Dataset items:
● ● ● ● ●

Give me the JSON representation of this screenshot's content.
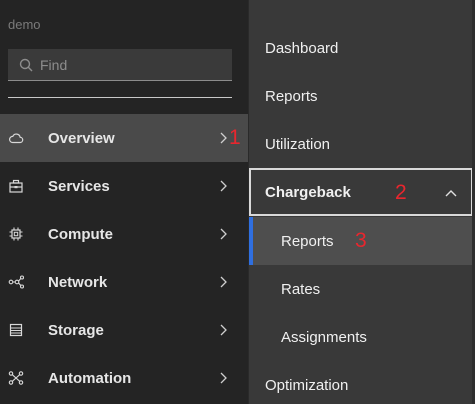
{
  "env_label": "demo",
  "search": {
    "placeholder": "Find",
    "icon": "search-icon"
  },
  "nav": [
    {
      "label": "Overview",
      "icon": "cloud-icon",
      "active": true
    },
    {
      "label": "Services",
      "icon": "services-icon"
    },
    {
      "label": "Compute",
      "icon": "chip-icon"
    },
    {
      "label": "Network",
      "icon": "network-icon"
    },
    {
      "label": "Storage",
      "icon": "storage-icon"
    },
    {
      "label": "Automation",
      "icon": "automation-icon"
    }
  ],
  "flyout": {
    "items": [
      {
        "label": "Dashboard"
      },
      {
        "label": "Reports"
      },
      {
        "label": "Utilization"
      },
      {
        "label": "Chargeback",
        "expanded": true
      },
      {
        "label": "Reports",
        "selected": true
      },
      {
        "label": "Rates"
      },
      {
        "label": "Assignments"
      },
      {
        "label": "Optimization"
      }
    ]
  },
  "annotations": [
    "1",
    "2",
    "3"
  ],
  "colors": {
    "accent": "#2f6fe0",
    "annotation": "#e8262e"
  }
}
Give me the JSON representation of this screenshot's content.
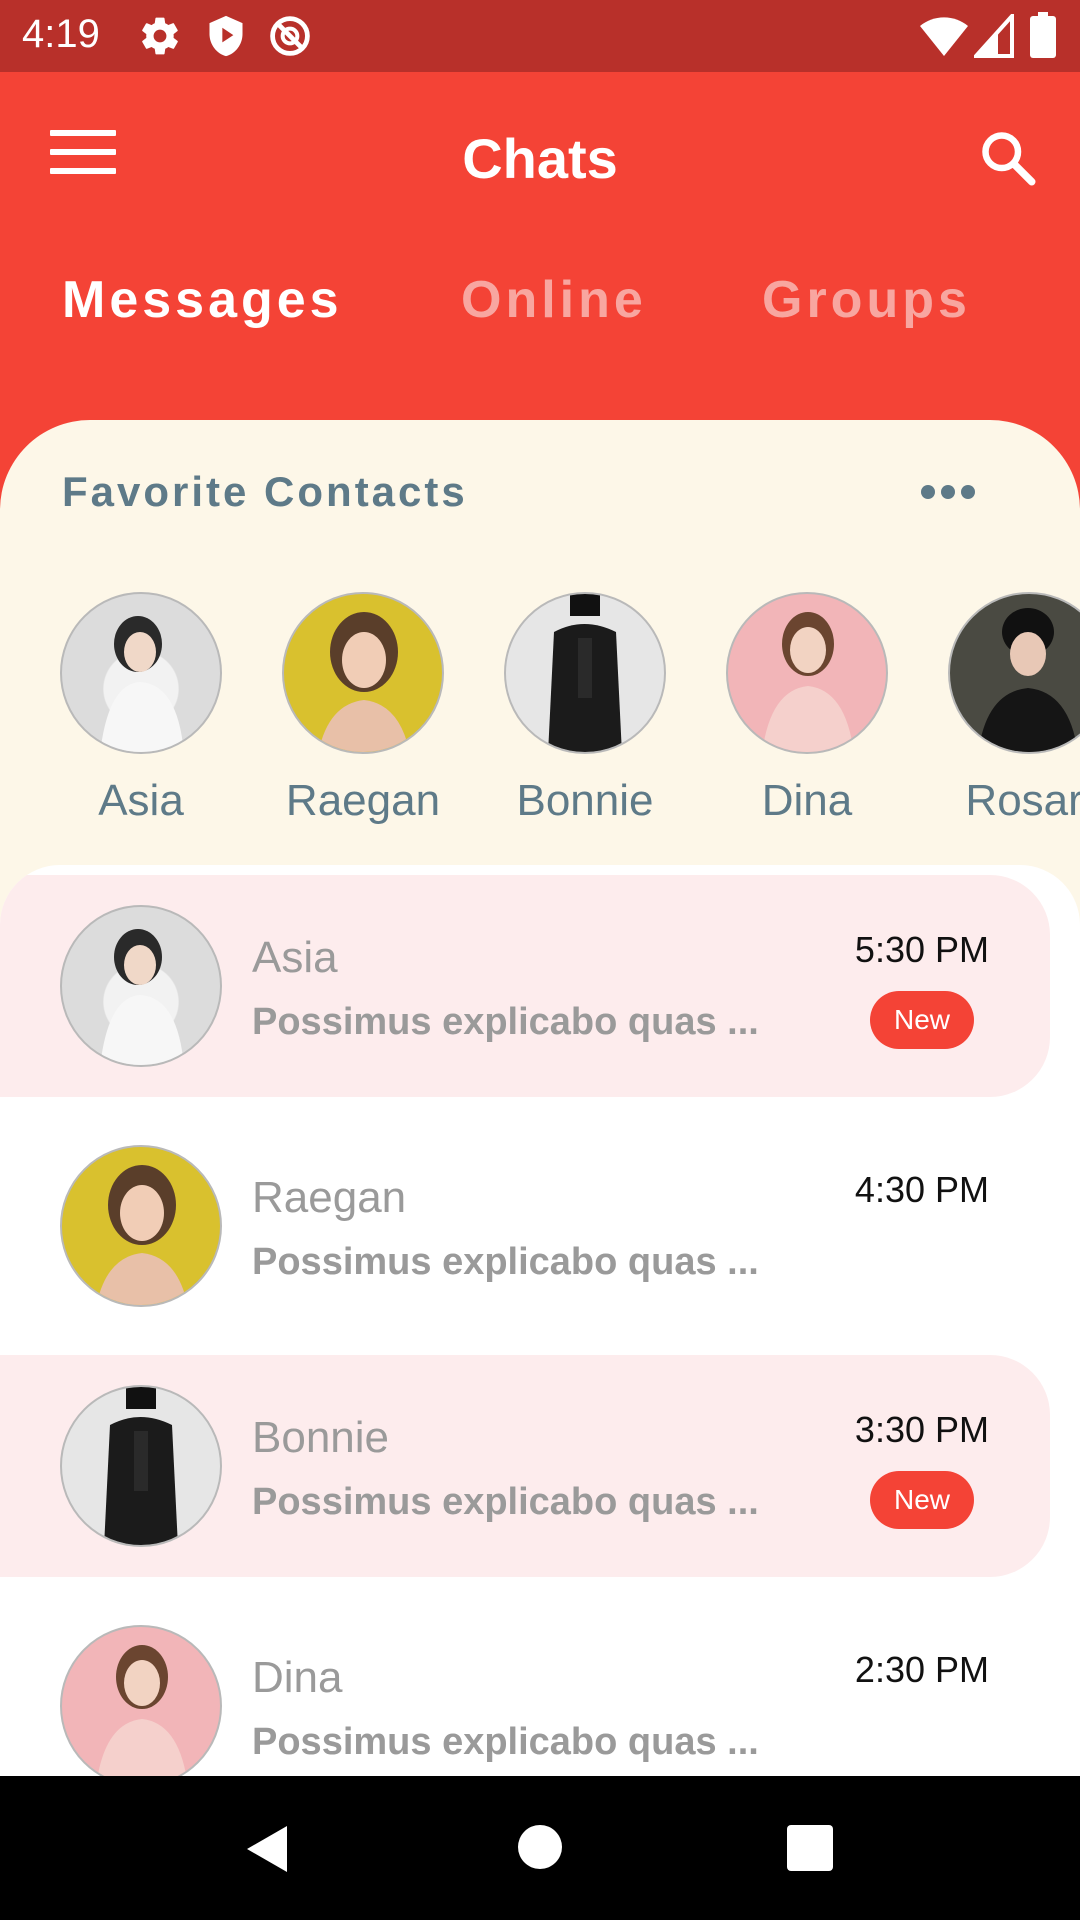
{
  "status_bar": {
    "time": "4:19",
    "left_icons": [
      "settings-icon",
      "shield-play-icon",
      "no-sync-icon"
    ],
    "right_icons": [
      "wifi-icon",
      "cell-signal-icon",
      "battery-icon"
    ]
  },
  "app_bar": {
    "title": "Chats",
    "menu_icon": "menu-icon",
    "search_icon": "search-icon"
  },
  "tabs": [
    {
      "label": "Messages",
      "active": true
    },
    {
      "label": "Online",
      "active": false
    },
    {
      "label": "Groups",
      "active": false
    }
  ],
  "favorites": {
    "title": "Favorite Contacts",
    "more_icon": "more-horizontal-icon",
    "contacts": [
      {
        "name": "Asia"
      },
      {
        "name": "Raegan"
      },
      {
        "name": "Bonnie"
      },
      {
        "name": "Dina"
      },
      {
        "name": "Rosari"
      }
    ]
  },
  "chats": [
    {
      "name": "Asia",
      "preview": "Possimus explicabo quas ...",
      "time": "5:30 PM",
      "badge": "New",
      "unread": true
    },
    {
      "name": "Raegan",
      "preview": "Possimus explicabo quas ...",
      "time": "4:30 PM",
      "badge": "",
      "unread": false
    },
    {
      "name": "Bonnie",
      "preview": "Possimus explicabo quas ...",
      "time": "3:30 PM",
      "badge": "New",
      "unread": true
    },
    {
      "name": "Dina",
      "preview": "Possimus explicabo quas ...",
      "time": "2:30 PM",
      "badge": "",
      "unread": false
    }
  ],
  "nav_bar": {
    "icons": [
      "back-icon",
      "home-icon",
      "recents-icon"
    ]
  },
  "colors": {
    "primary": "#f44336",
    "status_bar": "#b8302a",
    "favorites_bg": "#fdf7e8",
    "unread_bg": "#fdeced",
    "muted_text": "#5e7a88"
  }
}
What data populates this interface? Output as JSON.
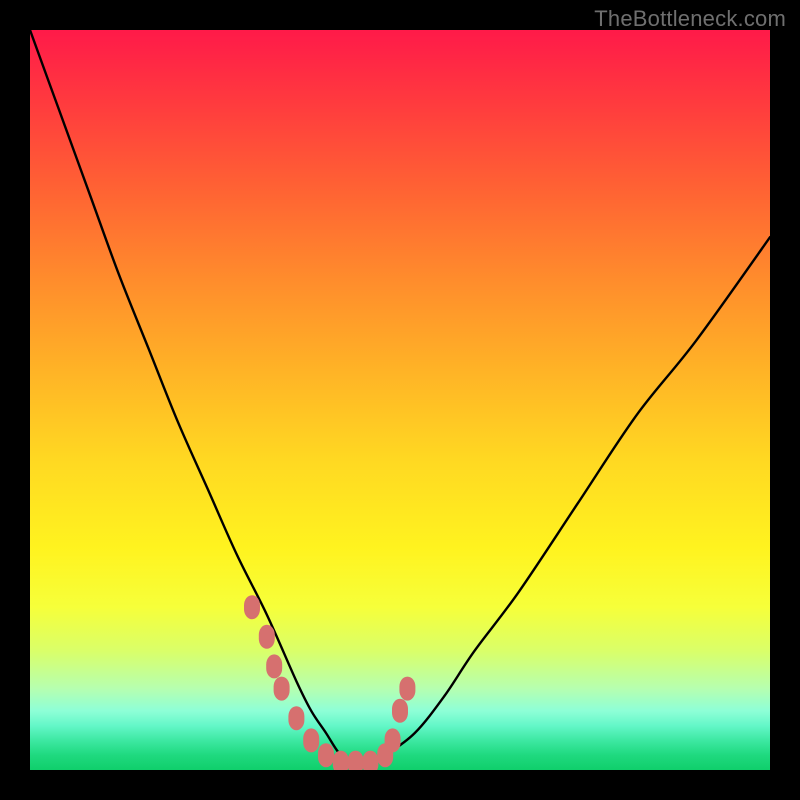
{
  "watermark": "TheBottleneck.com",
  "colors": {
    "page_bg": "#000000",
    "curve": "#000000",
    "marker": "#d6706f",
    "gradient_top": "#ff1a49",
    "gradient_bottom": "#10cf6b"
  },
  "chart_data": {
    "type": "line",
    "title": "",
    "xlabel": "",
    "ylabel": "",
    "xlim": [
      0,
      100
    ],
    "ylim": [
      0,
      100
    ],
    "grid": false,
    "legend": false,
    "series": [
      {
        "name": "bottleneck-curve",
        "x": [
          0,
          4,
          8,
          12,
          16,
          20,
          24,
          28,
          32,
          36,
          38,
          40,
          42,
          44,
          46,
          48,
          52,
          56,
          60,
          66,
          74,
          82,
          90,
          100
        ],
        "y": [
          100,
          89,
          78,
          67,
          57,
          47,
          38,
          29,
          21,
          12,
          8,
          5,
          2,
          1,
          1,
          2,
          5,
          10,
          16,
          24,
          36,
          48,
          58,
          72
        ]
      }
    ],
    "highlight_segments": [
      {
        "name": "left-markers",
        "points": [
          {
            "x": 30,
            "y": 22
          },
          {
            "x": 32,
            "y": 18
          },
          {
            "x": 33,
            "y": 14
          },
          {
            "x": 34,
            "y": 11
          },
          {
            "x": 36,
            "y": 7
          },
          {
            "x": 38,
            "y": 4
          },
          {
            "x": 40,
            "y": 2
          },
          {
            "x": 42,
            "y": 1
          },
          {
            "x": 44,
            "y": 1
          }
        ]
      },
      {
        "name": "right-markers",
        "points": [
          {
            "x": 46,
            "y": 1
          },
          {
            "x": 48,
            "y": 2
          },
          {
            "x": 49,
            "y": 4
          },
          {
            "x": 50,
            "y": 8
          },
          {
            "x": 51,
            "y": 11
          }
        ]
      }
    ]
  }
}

● ● ● ● ●

What is being asked:
Make an exact reproduction of the listing above, without any pictures.

Correct result:
Give me the JSON representation of this screenshot's content.
{
  "env_label": "demo",
  "search": {
    "placeholder": "Find",
    "icon": "search-icon"
  },
  "nav": [
    {
      "label": "Overview",
      "icon": "cloud-icon",
      "active": true
    },
    {
      "label": "Services",
      "icon": "services-icon"
    },
    {
      "label": "Compute",
      "icon": "chip-icon"
    },
    {
      "label": "Network",
      "icon": "network-icon"
    },
    {
      "label": "Storage",
      "icon": "storage-icon"
    },
    {
      "label": "Automation",
      "icon": "automation-icon"
    }
  ],
  "flyout": {
    "items": [
      {
        "label": "Dashboard"
      },
      {
        "label": "Reports"
      },
      {
        "label": "Utilization"
      },
      {
        "label": "Chargeback",
        "expanded": true
      },
      {
        "label": "Reports",
        "selected": true
      },
      {
        "label": "Rates"
      },
      {
        "label": "Assignments"
      },
      {
        "label": "Optimization"
      }
    ]
  },
  "annotations": [
    "1",
    "2",
    "3"
  ],
  "colors": {
    "accent": "#2f6fe0",
    "annotation": "#e8262e"
  }
}
Give me the JSON representation of this screenshot's content.
{
  "status_bar": {
    "time": "4:19",
    "left_icons": [
      "settings-icon",
      "shield-play-icon",
      "no-sync-icon"
    ],
    "right_icons": [
      "wifi-icon",
      "cell-signal-icon",
      "battery-icon"
    ]
  },
  "app_bar": {
    "title": "Chats",
    "menu_icon": "menu-icon",
    "search_icon": "search-icon"
  },
  "tabs": [
    {
      "label": "Messages",
      "active": true
    },
    {
      "label": "Online",
      "active": false
    },
    {
      "label": "Groups",
      "active": false
    }
  ],
  "favorites": {
    "title": "Favorite Contacts",
    "more_icon": "more-horizontal-icon",
    "contacts": [
      {
        "name": "Asia"
      },
      {
        "name": "Raegan"
      },
      {
        "name": "Bonnie"
      },
      {
        "name": "Dina"
      },
      {
        "name": "Rosari"
      }
    ]
  },
  "chats": [
    {
      "name": "Asia",
      "preview": "Possimus explicabo quas ...",
      "time": "5:30 PM",
      "badge": "New",
      "unread": true
    },
    {
      "name": "Raegan",
      "preview": "Possimus explicabo quas ...",
      "time": "4:30 PM",
      "badge": "",
      "unread": false
    },
    {
      "name": "Bonnie",
      "preview": "Possimus explicabo quas ...",
      "time": "3:30 PM",
      "badge": "New",
      "unread": true
    },
    {
      "name": "Dina",
      "preview": "Possimus explicabo quas ...",
      "time": "2:30 PM",
      "badge": "",
      "unread": false
    }
  ],
  "nav_bar": {
    "icons": [
      "back-icon",
      "home-icon",
      "recents-icon"
    ]
  },
  "colors": {
    "primary": "#f44336",
    "status_bar": "#b8302a",
    "favorites_bg": "#fdf7e8",
    "unread_bg": "#fdeced",
    "muted_text": "#5e7a88"
  }
}
What data populates this interface? Output as JSON.
{
  "watermark": "TheBottleneck.com",
  "colors": {
    "page_bg": "#000000",
    "curve": "#000000",
    "marker": "#d6706f",
    "gradient_top": "#ff1a49",
    "gradient_bottom": "#10cf6b"
  },
  "chart_data": {
    "type": "line",
    "title": "",
    "xlabel": "",
    "ylabel": "",
    "xlim": [
      0,
      100
    ],
    "ylim": [
      0,
      100
    ],
    "grid": false,
    "legend": false,
    "series": [
      {
        "name": "bottleneck-curve",
        "x": [
          0,
          4,
          8,
          12,
          16,
          20,
          24,
          28,
          32,
          36,
          38,
          40,
          42,
          44,
          46,
          48,
          52,
          56,
          60,
          66,
          74,
          82,
          90,
          100
        ],
        "y": [
          100,
          89,
          78,
          67,
          57,
          47,
          38,
          29,
          21,
          12,
          8,
          5,
          2,
          1,
          1,
          2,
          5,
          10,
          16,
          24,
          36,
          48,
          58,
          72
        ]
      }
    ],
    "highlight_segments": [
      {
        "name": "left-markers",
        "points": [
          {
            "x": 30,
            "y": 22
          },
          {
            "x": 32,
            "y": 18
          },
          {
            "x": 33,
            "y": 14
          },
          {
            "x": 34,
            "y": 11
          },
          {
            "x": 36,
            "y": 7
          },
          {
            "x": 38,
            "y": 4
          },
          {
            "x": 40,
            "y": 2
          },
          {
            "x": 42,
            "y": 1
          },
          {
            "x": 44,
            "y": 1
          }
        ]
      },
      {
        "name": "right-markers",
        "points": [
          {
            "x": 46,
            "y": 1
          },
          {
            "x": 48,
            "y": 2
          },
          {
            "x": 49,
            "y": 4
          },
          {
            "x": 50,
            "y": 8
          },
          {
            "x": 51,
            "y": 11
          }
        ]
      }
    ]
  }
}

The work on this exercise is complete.